Copy every line of the listing that holds the string "caption".

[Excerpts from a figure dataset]
◆ ◆ ◆

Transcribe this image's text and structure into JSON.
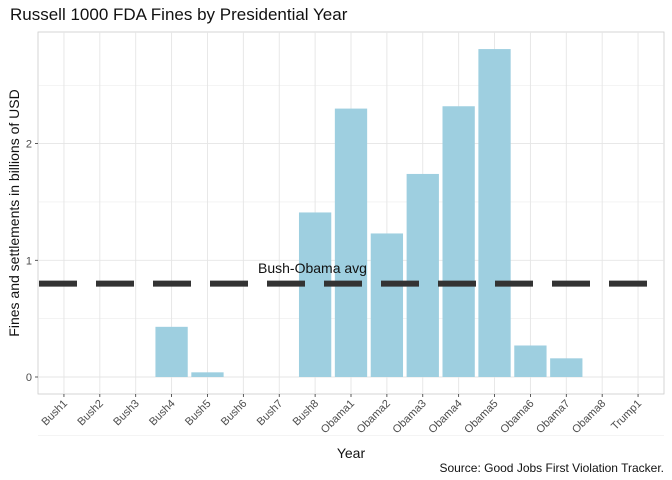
{
  "chart_data": {
    "type": "bar",
    "title": "Russell 1000 FDA Fines by Presidential Year",
    "xlabel": "Year",
    "ylabel": "Fines and settlements in billions of USD",
    "caption": "Source: Good Jobs First Violation Tracker.",
    "categories": [
      "Bush1",
      "Bush2",
      "Bush3",
      "Bush4",
      "Bush5",
      "Bush6",
      "Bush7",
      "Bush8",
      "Obama1",
      "Obama2",
      "Obama3",
      "Obama4",
      "Obama5",
      "Obama6",
      "Obama7",
      "Obama8",
      "Trump1"
    ],
    "values": [
      0,
      0,
      0,
      0.43,
      0.04,
      0,
      0,
      1.41,
      2.3,
      1.23,
      1.74,
      2.32,
      2.81,
      0.27,
      0.16,
      0,
      0
    ],
    "ylim": [
      -0.1,
      2.95
    ],
    "yticks": [
      0,
      1,
      2
    ],
    "grid": true,
    "bar_color": "#9ecfe0",
    "reference_line": {
      "value": 0.8,
      "label": "Bush-Obama avg",
      "style": "dashed",
      "color": "#333333"
    }
  }
}
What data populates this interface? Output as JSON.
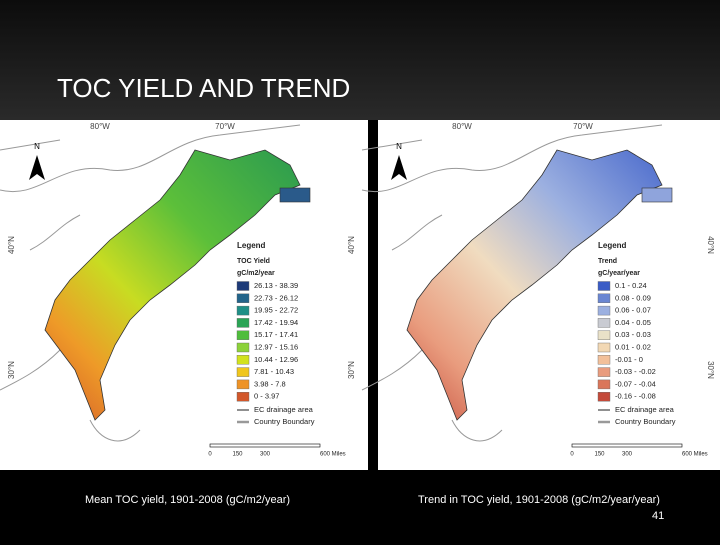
{
  "header": {
    "title": "TOC YIELD AND TREND"
  },
  "maps": [
    {
      "lon_labels": [
        "80°W",
        "70°W"
      ],
      "lat_labels": [
        "40°N",
        "30°N"
      ],
      "north": "N",
      "legend": {
        "title": "Legend",
        "subtitle": "TOC Yield",
        "unit": "gC/m2/year",
        "classes": [
          {
            "label": "26.13 - 38.39",
            "color": "#1d3a78"
          },
          {
            "label": "22.73 - 26.12",
            "color": "#23648a"
          },
          {
            "label": "19.95 - 22.72",
            "color": "#1f8f86"
          },
          {
            "label": "17.42 - 19.94",
            "color": "#2aa455"
          },
          {
            "label": "15.17 - 17.41",
            "color": "#4fbd3c"
          },
          {
            "label": "12.97 - 15.16",
            "color": "#8cd23a"
          },
          {
            "label": "10.44 - 12.96",
            "color": "#d2e21e"
          },
          {
            "label": "7.81 - 10.43",
            "color": "#f0c61c"
          },
          {
            "label": "3.98 - 7.8",
            "color": "#ee9326"
          },
          {
            "label": "0 - 3.97",
            "color": "#d2572a"
          }
        ],
        "lines": [
          "EC drainage area",
          "Country Boundary"
        ]
      },
      "scale": [
        "0",
        "150",
        "300",
        "600 Miles"
      ],
      "caption": "Mean TOC yield, 1901-2008 (gC/m2/year)"
    },
    {
      "lon_labels": [
        "80°W",
        "70°W"
      ],
      "lat_labels": [
        "40°N",
        "30°N"
      ],
      "lat_labels_right": [
        "40°N",
        "30°N"
      ],
      "north": "N",
      "legend": {
        "title": "Legend",
        "subtitle": "Trend",
        "unit": "gC/year/year",
        "classes": [
          {
            "label": "0.1 - 0.24",
            "color": "#3a5cc6"
          },
          {
            "label": "0.08 - 0.09",
            "color": "#6a86d2"
          },
          {
            "label": "0.06 - 0.07",
            "color": "#9cb0e0"
          },
          {
            "label": "0.04 - 0.05",
            "color": "#c9cbd2"
          },
          {
            "label": "0.03 - 0.03",
            "color": "#e9e1c8"
          },
          {
            "label": "0.01 - 0.02",
            "color": "#f2d8b4"
          },
          {
            "label": "-0.01 - 0",
            "color": "#f2c09a"
          },
          {
            "label": "-0.03 - -0.02",
            "color": "#e99c7e"
          },
          {
            "label": "-0.07 - -0.04",
            "color": "#da765a"
          },
          {
            "label": "-0.16 - -0.08",
            "color": "#c44a3a"
          }
        ],
        "lines": [
          "EC drainage area",
          "Country Boundary"
        ]
      },
      "scale": [
        "0",
        "150",
        "300",
        "600 Miles"
      ],
      "caption": "Trend in TOC yield, 1901-2008 (gC/m2/year/year)"
    }
  ],
  "page_number": "41"
}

◆ ◆ ◆

## Solution for this task
    "caption": "Source: Good Jobs First Violation Tracker.",
      "caption": "Mean TOC yield, 1901-2008 (gC/m2/year)"
      "caption": "Trend in TOC yield, 1901-2008 (gC/m2/year/year)"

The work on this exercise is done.